— Data provided —

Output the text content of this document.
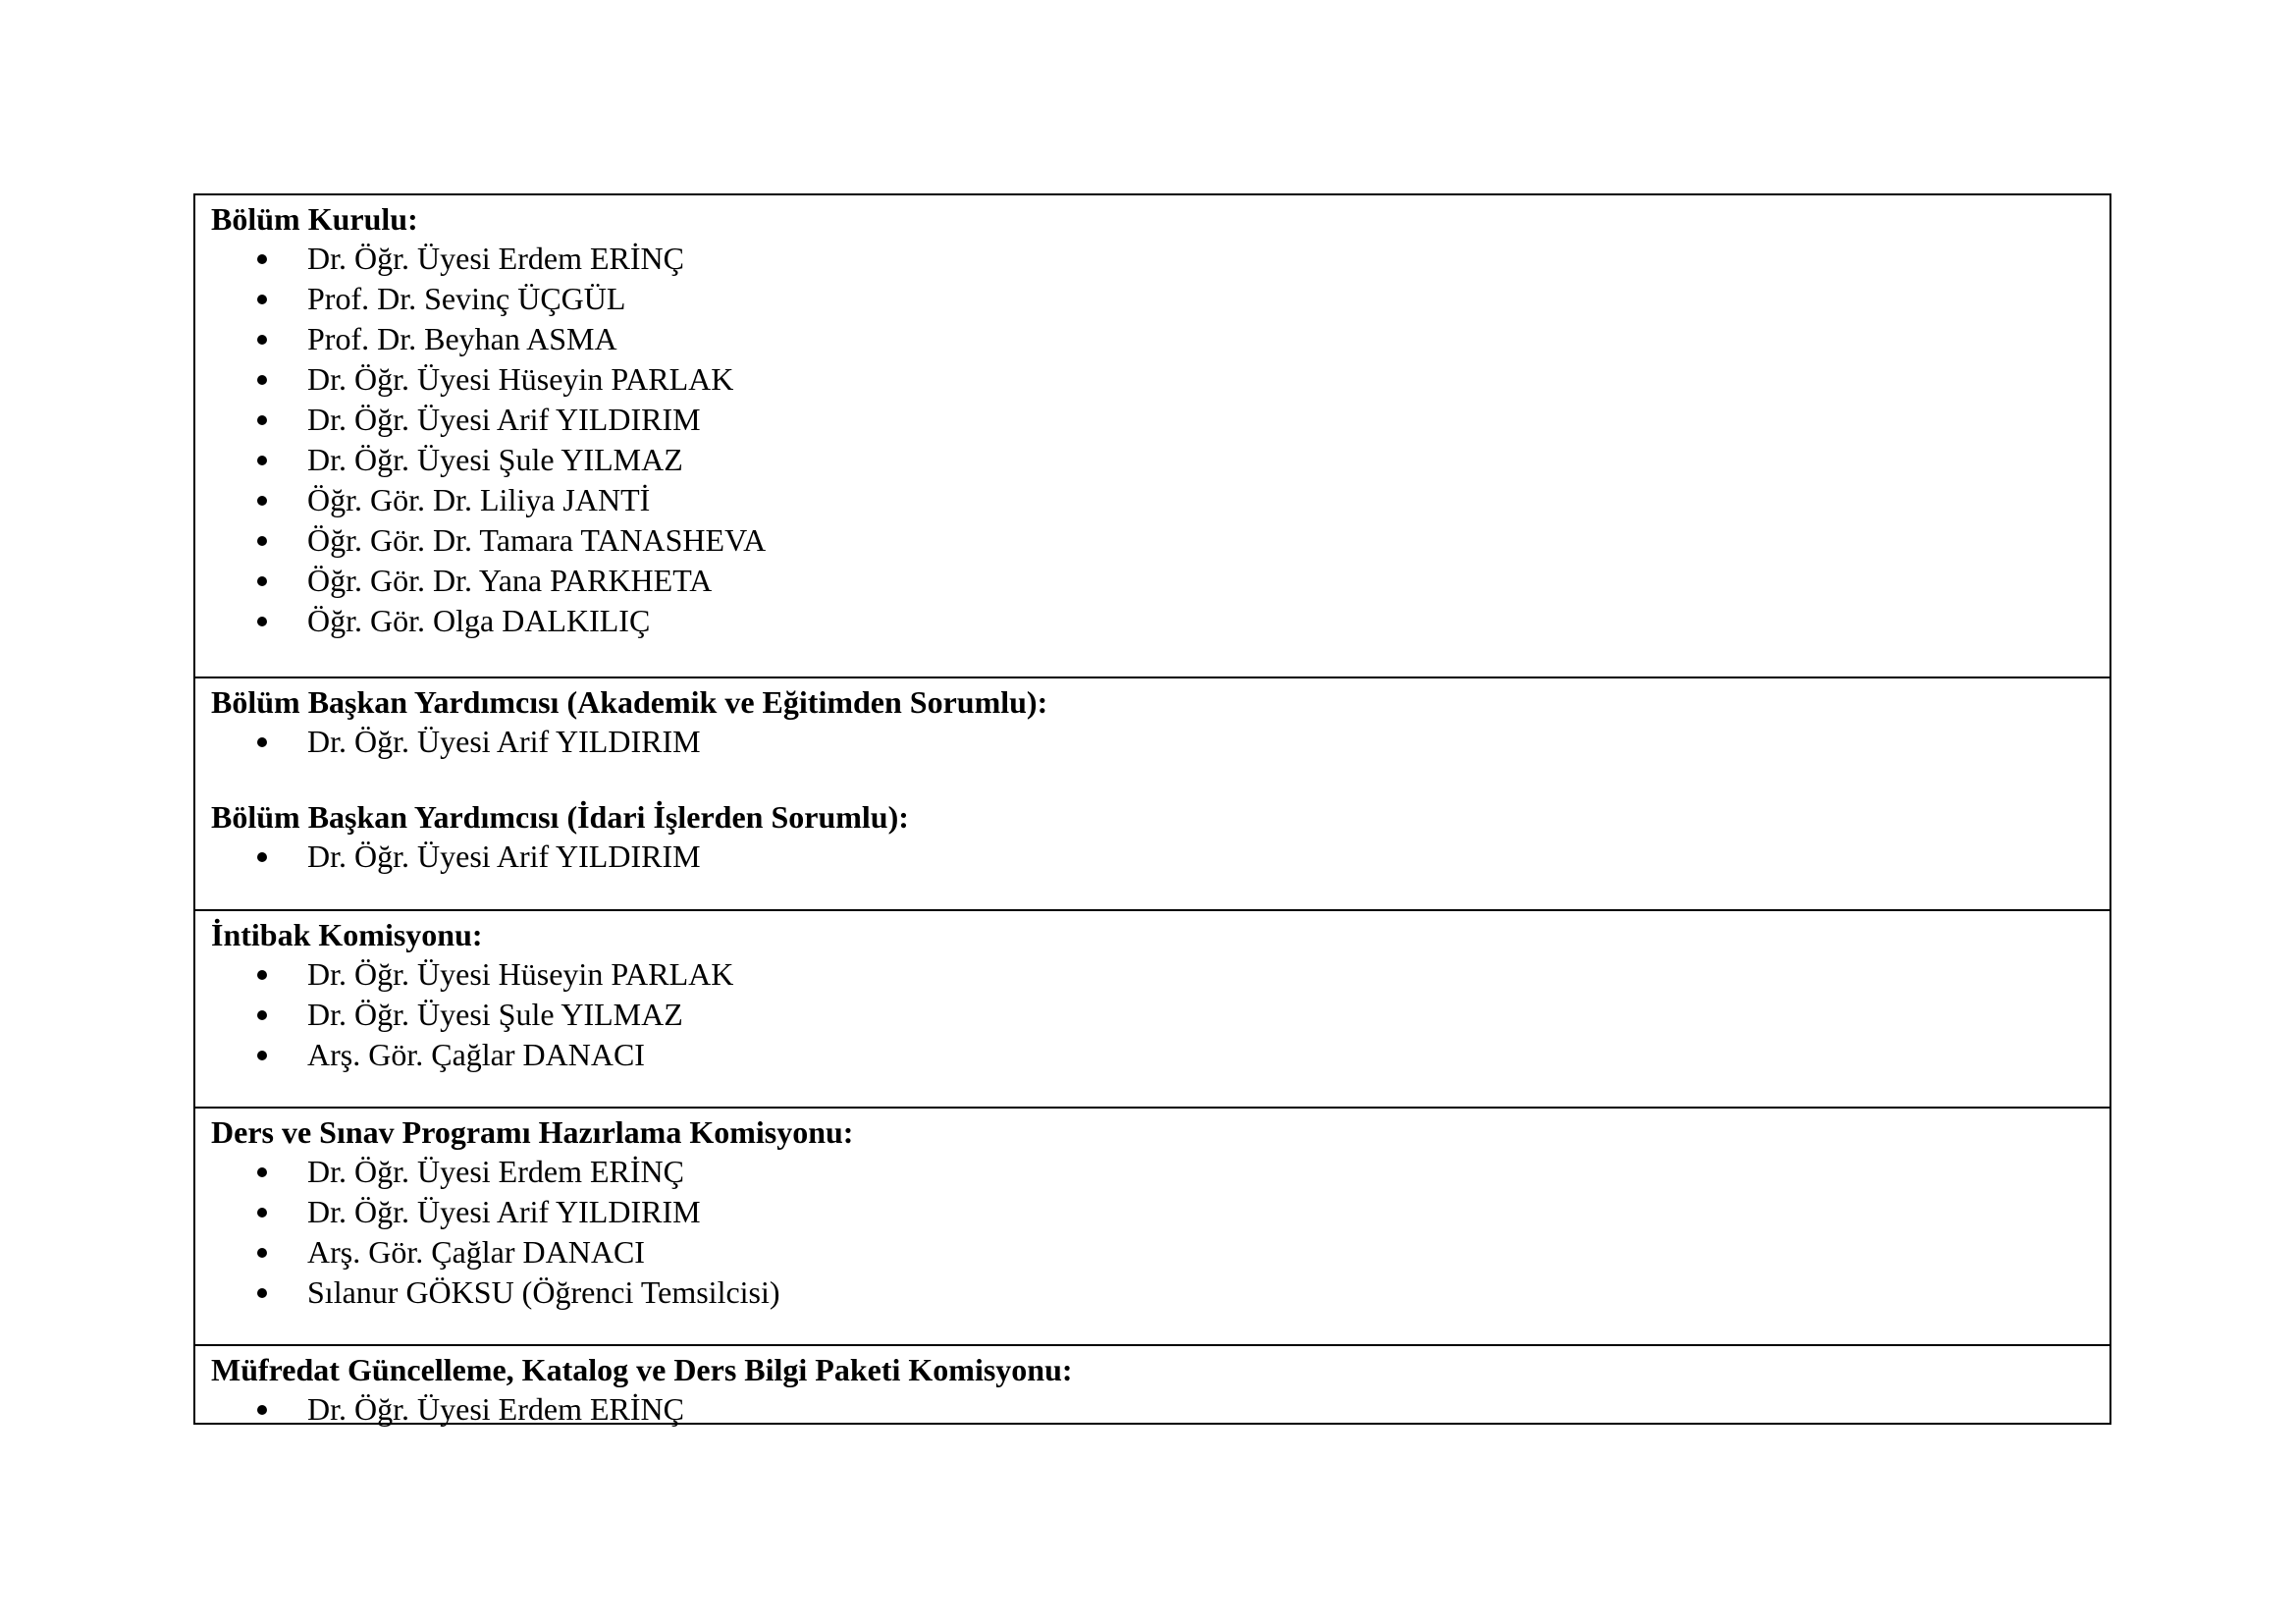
Bölüm Kurulu:

Dr. Öğr. Üyesi Erdem ERİNÇ
Prof. Dr. Sevinç ÜÇGÜL
Prof. Dr. Beyhan ASMA
Dr. Öğr. Üyesi Hüseyin PARLAK
Dr. Öğr. Üyesi Arif YILDIRIM
Dr. Öğr. Üyesi Şule YILMAZ
Öğr. Gör. Dr. Liliya JANTİ
Öğr. Gör. Dr. Tamara TANASHEVA
Öğr. Gör. Dr. Yana PARKHETA
Öğr. Gör. Olga DALKILIÇ

Bölüm Başkan Yardımcısı (Akademik ve Eğitimden Sorumlu):

Dr. Öğr. Üyesi Arif YILDIRIM

Bölüm Başkan Yardımcısı (İdari İşlerden Sorumlu):

Dr. Öğr. Üyesi Arif YILDIRIM

İntibak Komisyonu:

Dr. Öğr. Üyesi Hüseyin PARLAK
Dr. Öğr. Üyesi Şule YILMAZ
Arş. Gör. Çağlar DANACI

Ders ve Sınav Programı Hazırlama Komisyonu:

Dr. Öğr. Üyesi Erdem ERİNÇ
Dr. Öğr. Üyesi Arif YILDIRIM
Arş. Gör. Çağlar DANACI
Sılanur GÖKSU (Öğrenci Temsilcisi)

Müfredat Güncelleme, Katalog ve Ders Bilgi Paketi Komisyonu:

Dr. Öğr. Üyesi Erdem ERİNÇ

— Problem statement —
Any pictures should be dropped; transcribe the rest of the records above exactly.

— Problem solution —
Output the text content of this document.
Bölüm Kurulu:

Dr. Öğr. Üyesi Erdem ERİNÇ
Prof. Dr. Sevinç ÜÇGÜL
Prof. Dr. Beyhan ASMA
Dr. Öğr. Üyesi Hüseyin PARLAK
Dr. Öğr. Üyesi Arif YILDIRIM
Dr. Öğr. Üyesi Şule YILMAZ
Öğr. Gör. Dr. Liliya JANTİ
Öğr. Gör. Dr. Tamara TANASHEVA
Öğr. Gör. Dr. Yana PARKHETA
Öğr. Gör. Olga DALKILIÇ

Bölüm Başkan Yardımcısı (Akademik ve Eğitimden Sorumlu):

Dr. Öğr. Üyesi Arif YILDIRIM

Bölüm Başkan Yardımcısı (İdari İşlerden Sorumlu):

Dr. Öğr. Üyesi Arif YILDIRIM

İntibak Komisyonu:

Dr. Öğr. Üyesi Hüseyin PARLAK
Dr. Öğr. Üyesi Şule YILMAZ
Arş. Gör. Çağlar DANACI

Ders ve Sınav Programı Hazırlama Komisyonu:

Dr. Öğr. Üyesi Erdem ERİNÇ
Dr. Öğr. Üyesi Arif YILDIRIM
Arş. Gör. Çağlar DANACI
Sılanur GÖKSU (Öğrenci Temsilcisi)

Müfredat Güncelleme, Katalog ve Ders Bilgi Paketi Komisyonu:

Dr. Öğr. Üyesi Erdem ERİNÇ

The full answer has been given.